TASK REQUIREMENTS - Make an exact copy of each entry, leaving out every picture.
* Start DATA TO USE *
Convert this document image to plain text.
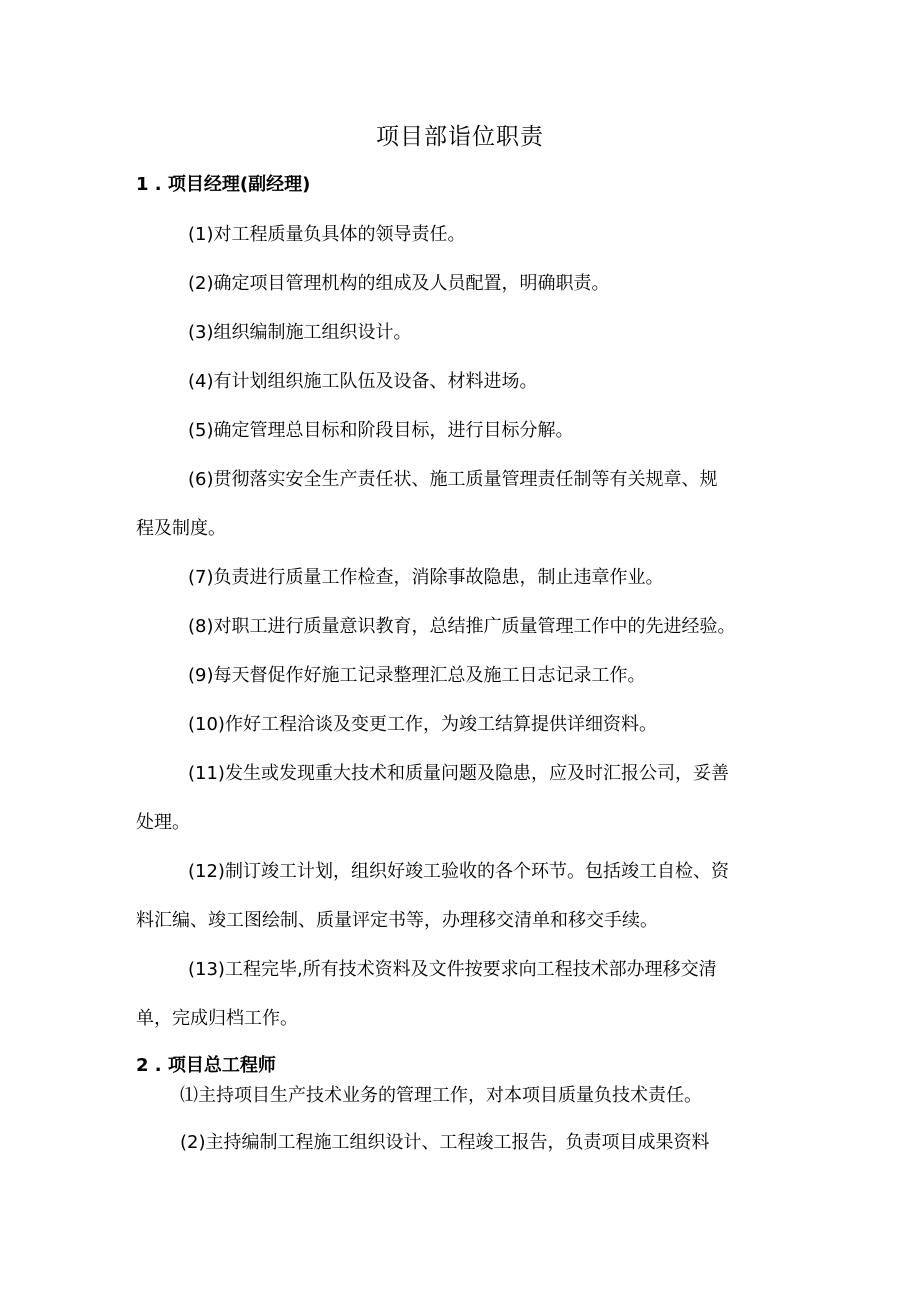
项目部诣位职责
1 . 项目经理(副经理)
(1)对工程质量负具体的领导责任。
(2)确定项目管理机构的组成及人员配置，明确职责。
(3)组织编制施工组织设计。
(4)有计划组织施工队伍及设备、材料进场。
(5)确定管理总目标和阶段目标，进行目标分解。
(6)贯彻落实安全生产责任状、施工质量管理责任制等有关规章、规
程及制度。
(7)负责进行质量工作检查，消除事故隐患，制止违章作业。
(8)对职工进行质量意识教育，总结推广质量管理工作中的先进经验。
(9)每天督促作好施工记录整理汇总及施工日志记录工作。
(10)作好工程洽谈及变更工作，为竣工结算提供详细资料。
(11)发生或发现重大技术和质量问题及隐患，应及时汇报公司，妥善
处理。
(12)制订竣工计划，组织好竣工验收的各个环节。包括竣工自检、资
料汇编、竣工图绘制、质量评定书等，办理移交清单和移交手续。
(13)工程完毕,所有技术资料及文件按要求向工程技术部办理移交清
单，完成归档工作。
2 . 项目总工程师
⑴主持项目生产技术业务的管理工作，对本项目质量负技术责任。
(2)主持编制工程施工组织设计、工程竣工报告，负责项目成果资料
* End DATA TO USE *
THE SOLUTION -
Convert this document image to plain text.
项目部诣位职责
1 . 项目经理(副经理)
(1)对工程质量负具体的领导责任。
(2)确定项目管理机构的组成及人员配置，明确职责。
(3)组织编制施工组织设计。
(4)有计划组织施工队伍及设备、材料进场。
(5)确定管理总目标和阶段目标，进行目标分解。
(6)贯彻落实安全生产责任状、施工质量管理责任制等有关规章、规
程及制度。
(7)负责进行质量工作检查，消除事故隐患，制止违章作业。
(8)对职工进行质量意识教育，总结推广质量管理工作中的先进经验。
(9)每天督促作好施工记录整理汇总及施工日志记录工作。
(10)作好工程洽谈及变更工作，为竣工结算提供详细资料。
(11)发生或发现重大技术和质量问题及隐患，应及时汇报公司，妥善
处理。
(12)制订竣工计划，组织好竣工验收的各个环节。包括竣工自检、资
料汇编、竣工图绘制、质量评定书等，办理移交清单和移交手续。
(13)工程完毕,所有技术资料及文件按要求向工程技术部办理移交清
单，完成归档工作。
2 . 项目总工程师
⑴主持项目生产技术业务的管理工作，对本项目质量负技术责任。
(2)主持编制工程施工组织设计、工程竣工报告，负责项目成果资料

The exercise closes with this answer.